(Dataset entries on figures)
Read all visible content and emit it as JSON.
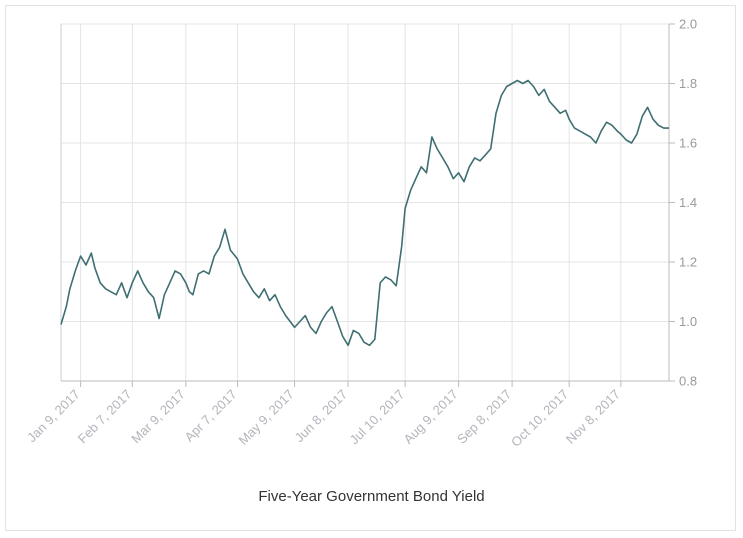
{
  "chart_data": {
    "type": "line",
    "title": "Five-Year Government Bond Yield",
    "xlabel": "",
    "ylabel": "",
    "ylim": [
      0.8,
      2.0
    ],
    "yticks": [
      0.8,
      1.0,
      1.2,
      1.4,
      1.6,
      1.8,
      2.0
    ],
    "xlim": [
      "2016-12-29",
      "2017-12-05"
    ],
    "xticks": [
      {
        "date": "2017-01-09",
        "label": "Jan 9, 2017"
      },
      {
        "date": "2017-02-07",
        "label": "Feb 7, 2017"
      },
      {
        "date": "2017-03-09",
        "label": "Mar 9, 2017"
      },
      {
        "date": "2017-04-07",
        "label": "Apr 7, 2017"
      },
      {
        "date": "2017-05-09",
        "label": "May 9, 2017"
      },
      {
        "date": "2017-06-08",
        "label": "Jun 8, 2017"
      },
      {
        "date": "2017-07-10",
        "label": "Jul 10, 2017"
      },
      {
        "date": "2017-08-09",
        "label": "Aug 9, 2017"
      },
      {
        "date": "2017-09-08",
        "label": "Sep 8, 2017"
      },
      {
        "date": "2017-10-10",
        "label": "Oct 10, 2017"
      },
      {
        "date": "2017-11-08",
        "label": "Nov 8, 2017"
      }
    ],
    "grid": true,
    "line_color": "#3f6f72",
    "series": [
      {
        "name": "",
        "x": [
          "2016-12-29",
          "2017-01-01",
          "2017-01-03",
          "2017-01-06",
          "2017-01-09",
          "2017-01-12",
          "2017-01-15",
          "2017-01-17",
          "2017-01-20",
          "2017-01-23",
          "2017-01-26",
          "2017-01-29",
          "2017-02-01",
          "2017-02-04",
          "2017-02-07",
          "2017-02-10",
          "2017-02-13",
          "2017-02-16",
          "2017-02-19",
          "2017-02-22",
          "2017-02-25",
          "2017-02-28",
          "2017-03-03",
          "2017-03-06",
          "2017-03-09",
          "2017-03-11",
          "2017-03-13",
          "2017-03-16",
          "2017-03-19",
          "2017-03-22",
          "2017-03-25",
          "2017-03-28",
          "2017-03-31",
          "2017-04-03",
          "2017-04-07",
          "2017-04-10",
          "2017-04-13",
          "2017-04-16",
          "2017-04-19",
          "2017-04-22",
          "2017-04-25",
          "2017-04-28",
          "2017-05-01",
          "2017-05-04",
          "2017-05-09",
          "2017-05-12",
          "2017-05-15",
          "2017-05-18",
          "2017-05-21",
          "2017-05-24",
          "2017-05-27",
          "2017-05-30",
          "2017-06-02",
          "2017-06-05",
          "2017-06-08",
          "2017-06-11",
          "2017-06-14",
          "2017-06-17",
          "2017-06-20",
          "2017-06-23",
          "2017-06-26",
          "2017-06-29",
          "2017-07-02",
          "2017-07-05",
          "2017-07-08",
          "2017-07-10",
          "2017-07-13",
          "2017-07-16",
          "2017-07-19",
          "2017-07-22",
          "2017-07-25",
          "2017-07-28",
          "2017-07-31",
          "2017-08-03",
          "2017-08-06",
          "2017-08-09",
          "2017-08-12",
          "2017-08-15",
          "2017-08-18",
          "2017-08-21",
          "2017-08-24",
          "2017-08-27",
          "2017-08-30",
          "2017-09-02",
          "2017-09-05",
          "2017-09-08",
          "2017-09-11",
          "2017-09-14",
          "2017-09-17",
          "2017-09-20",
          "2017-09-23",
          "2017-09-26",
          "2017-09-29",
          "2017-10-02",
          "2017-10-05",
          "2017-10-08",
          "2017-10-10",
          "2017-10-13",
          "2017-10-16",
          "2017-10-19",
          "2017-10-22",
          "2017-10-25",
          "2017-10-28",
          "2017-10-31",
          "2017-11-03",
          "2017-11-06",
          "2017-11-08",
          "2017-11-11",
          "2017-11-14",
          "2017-11-17",
          "2017-11-20",
          "2017-11-23",
          "2017-11-26",
          "2017-11-29",
          "2017-12-02",
          "2017-12-05"
        ],
        "values": [
          0.99,
          1.05,
          1.11,
          1.17,
          1.22,
          1.19,
          1.23,
          1.18,
          1.13,
          1.11,
          1.1,
          1.09,
          1.13,
          1.08,
          1.13,
          1.17,
          1.13,
          1.1,
          1.08,
          1.01,
          1.09,
          1.13,
          1.17,
          1.16,
          1.13,
          1.1,
          1.09,
          1.16,
          1.17,
          1.16,
          1.22,
          1.25,
          1.31,
          1.24,
          1.21,
          1.16,
          1.13,
          1.1,
          1.08,
          1.11,
          1.07,
          1.09,
          1.05,
          1.02,
          0.98,
          1.0,
          1.02,
          0.98,
          0.96,
          1.0,
          1.03,
          1.05,
          1.0,
          0.95,
          0.92,
          0.97,
          0.96,
          0.93,
          0.92,
          0.94,
          1.13,
          1.15,
          1.14,
          1.12,
          1.25,
          1.38,
          1.44,
          1.48,
          1.52,
          1.5,
          1.62,
          1.58,
          1.55,
          1.52,
          1.48,
          1.5,
          1.47,
          1.52,
          1.55,
          1.54,
          1.56,
          1.58,
          1.7,
          1.76,
          1.79,
          1.8,
          1.81,
          1.8,
          1.81,
          1.79,
          1.76,
          1.78,
          1.74,
          1.72,
          1.7,
          1.71,
          1.68,
          1.65,
          1.64,
          1.63,
          1.62,
          1.6,
          1.64,
          1.67,
          1.66,
          1.64,
          1.63,
          1.61,
          1.6,
          1.63,
          1.69,
          1.72,
          1.68,
          1.66,
          1.65,
          1.65
        ]
      }
    ]
  }
}
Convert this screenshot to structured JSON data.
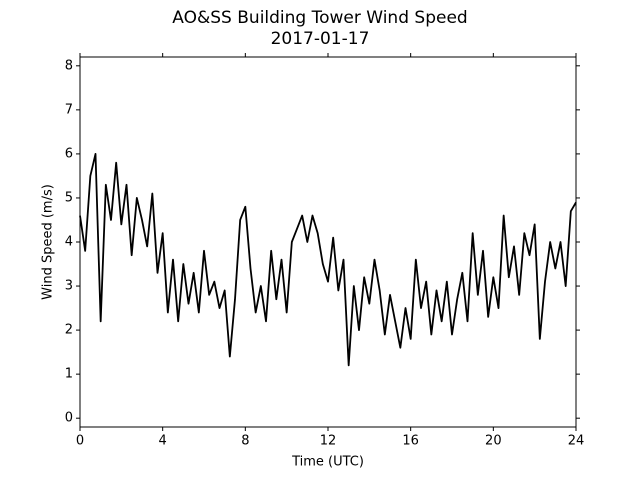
{
  "chart_data": {
    "type": "line",
    "title": "AO&SS Building Tower Wind Speed",
    "subtitle": "2017-01-17",
    "xlabel": "Time (UTC)",
    "ylabel": "Wind Speed (m/s)",
    "xlim": [
      0,
      24
    ],
    "xticks": [
      0,
      4,
      8,
      12,
      16,
      20,
      24
    ],
    "ylim": [
      -0.2,
      8.2
    ],
    "yticks": [
      0,
      1,
      2,
      3,
      4,
      5,
      6,
      7,
      8
    ],
    "grid": false,
    "x": [
      0,
      0.25,
      0.5,
      0.75,
      1,
      1.25,
      1.5,
      1.75,
      2,
      2.25,
      2.5,
      2.75,
      3,
      3.25,
      3.5,
      3.75,
      4,
      4.25,
      4.5,
      4.75,
      5,
      5.25,
      5.5,
      5.75,
      6,
      6.25,
      6.5,
      6.75,
      7,
      7.25,
      7.5,
      7.75,
      8,
      8.25,
      8.5,
      8.75,
      9,
      9.25,
      9.5,
      9.75,
      10,
      10.25,
      10.5,
      10.75,
      11,
      11.25,
      11.5,
      11.75,
      12,
      12.25,
      12.5,
      12.75,
      13,
      13.25,
      13.5,
      13.75,
      14,
      14.25,
      14.5,
      14.75,
      15,
      15.25,
      15.5,
      15.75,
      16,
      16.25,
      16.5,
      16.75,
      17,
      17.25,
      17.5,
      17.75,
      18,
      18.25,
      18.5,
      18.75,
      19,
      19.25,
      19.5,
      19.75,
      20,
      20.25,
      20.5,
      20.75,
      21,
      21.25,
      21.5,
      21.75,
      22,
      22.25,
      22.5,
      22.75,
      23,
      23.25,
      23.5,
      23.75,
      24
    ],
    "series": [
      {
        "name": "Wind Speed",
        "color": "#000000",
        "values": [
          4.6,
          3.8,
          5.5,
          6.0,
          2.2,
          5.3,
          4.5,
          5.8,
          4.4,
          5.3,
          3.7,
          5.0,
          4.5,
          3.9,
          5.1,
          3.3,
          4.2,
          2.4,
          3.6,
          2.2,
          3.5,
          2.6,
          3.3,
          2.4,
          3.8,
          2.8,
          3.1,
          2.5,
          2.9,
          1.4,
          2.7,
          4.5,
          4.8,
          3.4,
          2.4,
          3.0,
          2.2,
          3.8,
          2.7,
          3.6,
          2.4,
          4.0,
          4.3,
          4.6,
          4.0,
          4.6,
          4.2,
          3.5,
          3.1,
          4.1,
          2.9,
          3.6,
          1.2,
          3.0,
          2.0,
          3.2,
          2.6,
          3.6,
          2.9,
          1.9,
          2.8,
          2.2,
          1.6,
          2.5,
          1.8,
          3.6,
          2.5,
          3.1,
          1.9,
          2.9,
          2.2,
          3.1,
          1.9,
          2.7,
          3.3,
          2.2,
          4.2,
          2.8,
          3.8,
          2.3,
          3.2,
          2.5,
          4.6,
          3.2,
          3.9,
          2.8,
          4.2,
          3.7,
          4.4,
          1.8,
          3.1,
          4.0,
          3.4,
          4.0,
          3.0,
          4.7,
          4.9
        ]
      }
    ]
  }
}
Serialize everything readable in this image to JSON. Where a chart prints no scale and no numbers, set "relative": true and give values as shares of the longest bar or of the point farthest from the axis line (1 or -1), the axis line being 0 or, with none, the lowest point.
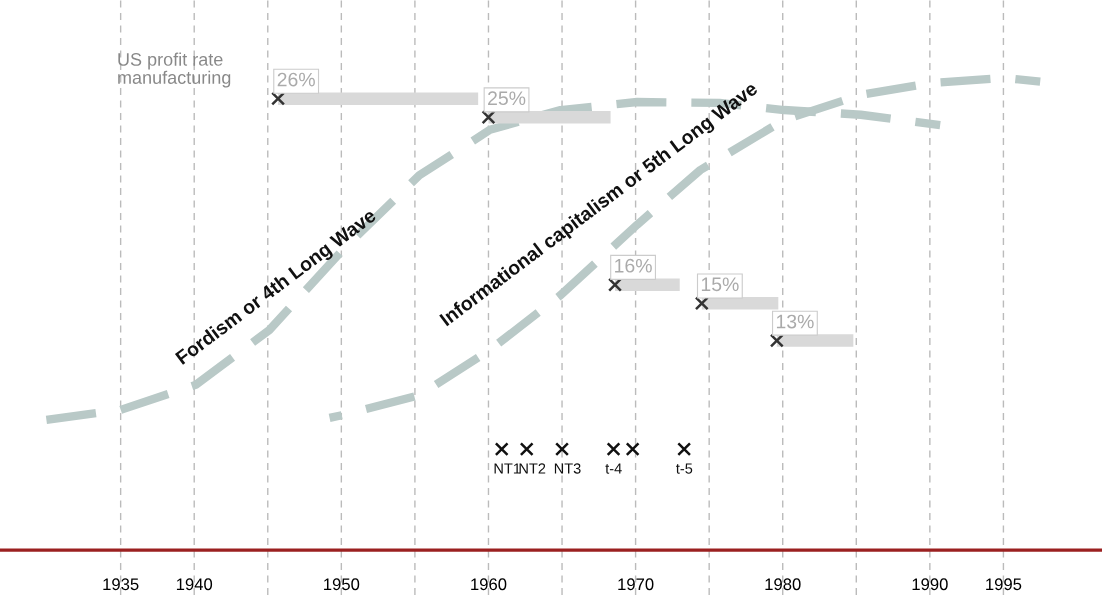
{
  "chart_data": [
    {
      "type": "line",
      "relative": true,
      "grid": "x",
      "tick_labels": "x",
      "line_style": "dashed",
      "xlim": [
        1926.8,
        2001.7
      ],
      "xticks": [
        1935,
        1940,
        {
          "value": 1945,
          "label": null
        },
        1950,
        {
          "value": 1955,
          "label": null
        },
        1960,
        {
          "value": 1965,
          "label": null
        },
        1970,
        {
          "value": 1975,
          "label": null
        },
        1980,
        {
          "value": 1985,
          "label": null
        },
        1990,
        1995
      ],
      "series": [
        {
          "color": "#b9c9c7",
          "x": [
            1929.8,
            1935,
            1940.1,
            1945.1,
            1950.1,
            1955.3,
            1960.1,
            1964.9,
            1970.1,
            1975.7,
            1980.1,
            1985.3,
            1990.7
          ],
          "values": [
            0.275,
            0.297,
            0.35,
            0.466,
            0.636,
            0.794,
            0.89,
            0.932,
            0.949,
            0.947,
            0.932,
            0.922,
            0.9
          ]
        },
        {
          "color": "#b9c9c7",
          "x": [
            1949.2,
            1950.1,
            1955.3,
            1960.1,
            1964.9,
            1970.1,
            1974.4,
            1980.1,
            1985.3,
            1990.1,
            1995.1,
            1997.5
          ],
          "values": [
            0.28,
            0.286,
            0.328,
            0.424,
            0.54,
            0.689,
            0.805,
            0.911,
            0.964,
            0.989,
            1.0,
            0.992
          ]
        },
        {
          "type": "scatter",
          "color": "#111111",
          "marker": "cross",
          "x": [
            1960.9,
            1962.6,
            1965.0,
            1968.5,
            1969.8,
            1973.3
          ],
          "values": [
            0.214,
            0.214,
            0.214,
            0.214,
            0.214,
            0.214
          ]
        }
      ],
      "annotations": [
        "Fordism or 4th Long Wave",
        "Informational capitalism or 5th Long Wave",
        {
          "text": "NT1",
          "x": 1960.9,
          "y": 0.214
        },
        {
          "text": "NT2",
          "x": 1962.6,
          "y": 0.214
        },
        {
          "text": "NT3",
          "x": 1965.0,
          "y": 0.214
        },
        {
          "text": "t-4",
          "x": 1968.5,
          "y": 0.214
        },
        {
          "text": "t-5",
          "x": 1973.3,
          "y": 0.214
        }
      ]
    },
    {
      "type": "scatter",
      "tick_labels": false,
      "marker": "cross",
      "xlim": [
        1926.8,
        2001.7
      ],
      "ylim": [
        -0.67,
        31.3
      ],
      "series": [
        {
          "name": "US profit rate manufacturing",
          "color": "#333333",
          "x": [
            1945.7,
            1960.0,
            1968.6,
            1974.5,
            1979.6
          ],
          "values": [
            26,
            25,
            16,
            15,
            13
          ],
          "xerrors": [
            [
              1945.7,
              1959.3
            ],
            [
              1960.0,
              1968.3
            ],
            [
              1968.6,
              1973.0
            ],
            [
              1974.5,
              1979.7
            ],
            [
              1979.6,
              1984.8
            ]
          ],
          "value_labels": [
            "26%",
            "25%",
            "16%",
            "15%",
            "13%"
          ]
        }
      ]
    }
  ]
}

■ **TASK TO CARRY OUT**
Collect every line from the records above that contains the word "true".

■ **OUTPUT**
    "grid": true,
Serialize everything readable in this image to JSON. Where a chart prints no scale and no numbers, set "relative": true and give values as shares of the longest bar or of the point farthest from the axis line (1 or -1), the axis line being 0 or, with none, the lowest point.
      "relative": true,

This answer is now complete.